### Challenge
Can you copy out the records below word for word, leaving out the pictures?

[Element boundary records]
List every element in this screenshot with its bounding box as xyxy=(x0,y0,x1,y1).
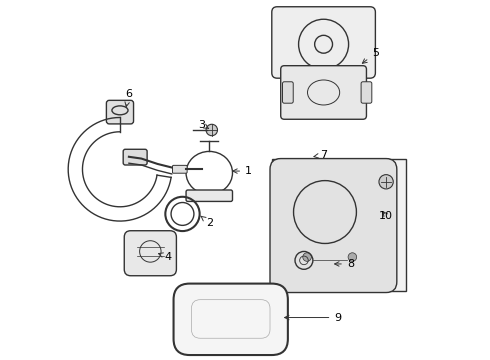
FancyBboxPatch shape xyxy=(283,82,293,103)
FancyBboxPatch shape xyxy=(123,149,147,165)
FancyBboxPatch shape xyxy=(192,300,270,338)
Text: 1: 1 xyxy=(233,166,252,176)
Text: 2: 2 xyxy=(201,216,213,228)
Circle shape xyxy=(206,124,218,136)
Circle shape xyxy=(303,253,311,261)
FancyBboxPatch shape xyxy=(173,284,288,355)
Text: 9: 9 xyxy=(285,312,342,323)
FancyBboxPatch shape xyxy=(281,66,367,119)
Text: 5: 5 xyxy=(363,48,379,63)
Text: 6: 6 xyxy=(125,89,132,107)
FancyBboxPatch shape xyxy=(186,190,232,202)
Circle shape xyxy=(348,253,357,261)
FancyBboxPatch shape xyxy=(124,231,176,276)
Text: 8: 8 xyxy=(335,259,354,269)
FancyBboxPatch shape xyxy=(361,82,372,103)
Circle shape xyxy=(379,175,393,189)
FancyBboxPatch shape xyxy=(272,7,375,78)
Text: 10: 10 xyxy=(379,211,393,221)
FancyBboxPatch shape xyxy=(270,158,397,293)
FancyBboxPatch shape xyxy=(172,165,187,173)
Text: 3: 3 xyxy=(198,120,209,130)
FancyBboxPatch shape xyxy=(106,100,134,124)
Text: 4: 4 xyxy=(158,252,172,262)
Text: 7: 7 xyxy=(314,150,327,160)
Bar xyxy=(272,158,406,291)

### Complete output
List every element in this screenshot with its bounding box as xyxy=(x0,y0,x1,y1).
FancyBboxPatch shape xyxy=(283,82,293,103)
FancyBboxPatch shape xyxy=(123,149,147,165)
FancyBboxPatch shape xyxy=(192,300,270,338)
Text: 1: 1 xyxy=(233,166,252,176)
Text: 2: 2 xyxy=(201,216,213,228)
Circle shape xyxy=(206,124,218,136)
Circle shape xyxy=(303,253,311,261)
FancyBboxPatch shape xyxy=(173,284,288,355)
Text: 9: 9 xyxy=(285,312,342,323)
FancyBboxPatch shape xyxy=(281,66,367,119)
Text: 5: 5 xyxy=(363,48,379,63)
Text: 6: 6 xyxy=(125,89,132,107)
FancyBboxPatch shape xyxy=(186,190,232,202)
Circle shape xyxy=(348,253,357,261)
FancyBboxPatch shape xyxy=(124,231,176,276)
Text: 8: 8 xyxy=(335,259,354,269)
FancyBboxPatch shape xyxy=(361,82,372,103)
Circle shape xyxy=(379,175,393,189)
FancyBboxPatch shape xyxy=(272,7,375,78)
Text: 10: 10 xyxy=(379,211,393,221)
FancyBboxPatch shape xyxy=(270,158,397,293)
FancyBboxPatch shape xyxy=(172,165,187,173)
Text: 3: 3 xyxy=(198,120,209,130)
FancyBboxPatch shape xyxy=(106,100,134,124)
Text: 4: 4 xyxy=(158,252,172,262)
Text: 7: 7 xyxy=(314,150,327,160)
Bar xyxy=(272,158,406,291)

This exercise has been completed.